* What the task requires *
Restate the entries below word for word, omitting nothing.

* Supplied records *
+ + +
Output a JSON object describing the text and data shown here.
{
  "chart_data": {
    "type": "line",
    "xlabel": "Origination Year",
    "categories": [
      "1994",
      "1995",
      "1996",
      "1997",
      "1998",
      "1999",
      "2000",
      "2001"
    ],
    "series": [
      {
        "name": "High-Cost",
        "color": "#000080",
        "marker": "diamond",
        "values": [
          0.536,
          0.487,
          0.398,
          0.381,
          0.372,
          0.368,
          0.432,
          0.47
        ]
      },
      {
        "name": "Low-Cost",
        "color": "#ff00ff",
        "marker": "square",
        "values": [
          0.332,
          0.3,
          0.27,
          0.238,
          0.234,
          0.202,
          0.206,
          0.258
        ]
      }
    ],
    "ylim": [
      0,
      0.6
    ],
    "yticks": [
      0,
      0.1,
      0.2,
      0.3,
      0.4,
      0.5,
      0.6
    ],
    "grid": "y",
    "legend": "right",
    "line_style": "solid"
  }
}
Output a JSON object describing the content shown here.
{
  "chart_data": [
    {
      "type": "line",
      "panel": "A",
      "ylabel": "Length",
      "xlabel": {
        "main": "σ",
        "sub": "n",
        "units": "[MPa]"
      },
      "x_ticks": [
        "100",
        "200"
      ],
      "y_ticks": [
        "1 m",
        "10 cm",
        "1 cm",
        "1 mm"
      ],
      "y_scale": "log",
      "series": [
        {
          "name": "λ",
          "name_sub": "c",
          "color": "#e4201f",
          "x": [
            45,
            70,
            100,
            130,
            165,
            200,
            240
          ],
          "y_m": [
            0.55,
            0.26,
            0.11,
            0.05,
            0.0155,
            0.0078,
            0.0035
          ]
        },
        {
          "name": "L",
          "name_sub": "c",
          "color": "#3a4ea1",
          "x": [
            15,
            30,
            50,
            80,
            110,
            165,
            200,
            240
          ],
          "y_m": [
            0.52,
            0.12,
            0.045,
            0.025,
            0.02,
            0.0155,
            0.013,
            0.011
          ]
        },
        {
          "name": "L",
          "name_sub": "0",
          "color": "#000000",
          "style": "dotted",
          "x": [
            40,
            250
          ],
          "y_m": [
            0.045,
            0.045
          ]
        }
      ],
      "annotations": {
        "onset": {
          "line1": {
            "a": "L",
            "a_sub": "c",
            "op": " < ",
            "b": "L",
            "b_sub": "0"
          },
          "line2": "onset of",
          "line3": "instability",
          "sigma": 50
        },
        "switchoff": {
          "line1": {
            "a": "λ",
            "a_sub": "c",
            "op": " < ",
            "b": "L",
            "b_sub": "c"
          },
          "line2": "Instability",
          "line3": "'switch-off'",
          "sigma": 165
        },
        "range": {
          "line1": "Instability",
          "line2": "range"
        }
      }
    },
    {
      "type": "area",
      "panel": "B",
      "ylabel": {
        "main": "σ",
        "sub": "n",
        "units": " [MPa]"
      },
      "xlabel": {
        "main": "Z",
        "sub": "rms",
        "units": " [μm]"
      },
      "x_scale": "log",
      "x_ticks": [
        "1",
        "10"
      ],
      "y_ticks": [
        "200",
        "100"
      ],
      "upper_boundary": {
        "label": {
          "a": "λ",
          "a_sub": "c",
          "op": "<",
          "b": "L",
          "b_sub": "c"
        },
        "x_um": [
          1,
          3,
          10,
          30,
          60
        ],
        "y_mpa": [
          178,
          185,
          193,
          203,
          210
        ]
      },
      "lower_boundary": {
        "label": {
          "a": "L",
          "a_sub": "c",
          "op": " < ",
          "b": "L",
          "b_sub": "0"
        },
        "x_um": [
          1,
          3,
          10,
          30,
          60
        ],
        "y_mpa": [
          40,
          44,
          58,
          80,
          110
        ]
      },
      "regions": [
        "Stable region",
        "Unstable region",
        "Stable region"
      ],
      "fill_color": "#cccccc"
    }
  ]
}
+ + +
* Full response *
Output a JSON object describing the text and data shown here.
{
  "chart_data": {
    "type": "line",
    "xlabel": "Origination Year",
    "categories": [
      "1994",
      "1995",
      "1996",
      "1997",
      "1998",
      "1999",
      "2000",
      "2001"
    ],
    "series": [
      {
        "name": "High-Cost",
        "color": "#000080",
        "marker": "diamond",
        "values": [
          0.536,
          0.487,
          0.398,
          0.381,
          0.372,
          0.368,
          0.432,
          0.47
        ]
      },
      {
        "name": "Low-Cost",
        "color": "#ff00ff",
        "marker": "square",
        "values": [
          0.332,
          0.3,
          0.27,
          0.238,
          0.234,
          0.202,
          0.206,
          0.258
        ]
      }
    ],
    "ylim": [
      0,
      0.6
    ],
    "yticks": [
      0,
      0.1,
      0.2,
      0.3,
      0.4,
      0.5,
      0.6
    ],
    "grid": "y",
    "legend": "right",
    "line_style": "solid"
  }
}
Output a JSON object describing the content shown here.
{
  "chart_data": [
    {
      "type": "line",
      "panel": "A",
      "ylabel": "Length",
      "xlabel": {
        "main": "σ",
        "sub": "n",
        "units": "[MPa]"
      },
      "x_ticks": [
        "100",
        "200"
      ],
      "y_ticks": [
        "1 m",
        "10 cm",
        "1 cm",
        "1 mm"
      ],
      "y_scale": "log",
      "series": [
        {
          "name": "λ",
          "name_sub": "c",
          "color": "#e4201f",
          "x": [
            45,
            70,
            100,
            130,
            165,
            200,
            240
          ],
          "y_m": [
            0.55,
            0.26,
            0.11,
            0.05,
            0.0155,
            0.0078,
            0.0035
          ]
        },
        {
          "name": "L",
          "name_sub": "c",
          "color": "#3a4ea1",
          "x": [
            15,
            30,
            50,
            80,
            110,
            165,
            200,
            240
          ],
          "y_m": [
            0.52,
            0.12,
            0.045,
            0.025,
            0.02,
            0.0155,
            0.013,
            0.011
          ]
        },
        {
          "name": "L",
          "name_sub": "0",
          "color": "#000000",
          "style": "dotted",
          "x": [
            40,
            250
          ],
          "y_m": [
            0.045,
            0.045
          ]
        }
      ],
      "annotations": {
        "onset": {
          "line1": {
            "a": "L",
            "a_sub": "c",
            "op": " < ",
            "b": "L",
            "b_sub": "0"
          },
          "line2": "onset of",
          "line3": "instability",
          "sigma": 50
        },
        "switchoff": {
          "line1": {
            "a": "λ",
            "a_sub": "c",
            "op": " < ",
            "b": "L",
            "b_sub": "c"
          },
          "line2": "Instability",
          "line3": "'switch-off'",
          "sigma": 165
        },
        "range": {
          "line1": "Instability",
          "line2": "range"
        }
      }
    },
    {
      "type": "area",
      "panel": "B",
      "ylabel": {
        "main": "σ",
        "sub": "n",
        "units": " [MPa]"
      },
      "xlabel": {
        "main": "Z",
        "sub": "rms",
        "units": " [μm]"
      },
      "x_scale": "log",
      "x_ticks": [
        "1",
        "10"
      ],
      "y_ticks": [
        "200",
        "100"
      ],
      "upper_boundary": {
        "label": {
          "a": "λ",
          "a_sub": "c",
          "op": "<",
          "b": "L",
          "b_sub": "c"
        },
        "x_um": [
          1,
          3,
          10,
          30,
          60
        ],
        "y_mpa": [
          178,
          185,
          193,
          203,
          210
        ]
      },
      "lower_boundary": {
        "label": {
          "a": "L",
          "a_sub": "c",
          "op": " < ",
          "b": "L",
          "b_sub": "0"
        },
        "x_um": [
          1,
          3,
          10,
          30,
          60
        ],
        "y_mpa": [
          40,
          44,
          58,
          80,
          110
        ]
      },
      "regions": [
        "Stable region",
        "Unstable region",
        "Stable region"
      ],
      "fill_color": "#cccccc"
    }
  ]
}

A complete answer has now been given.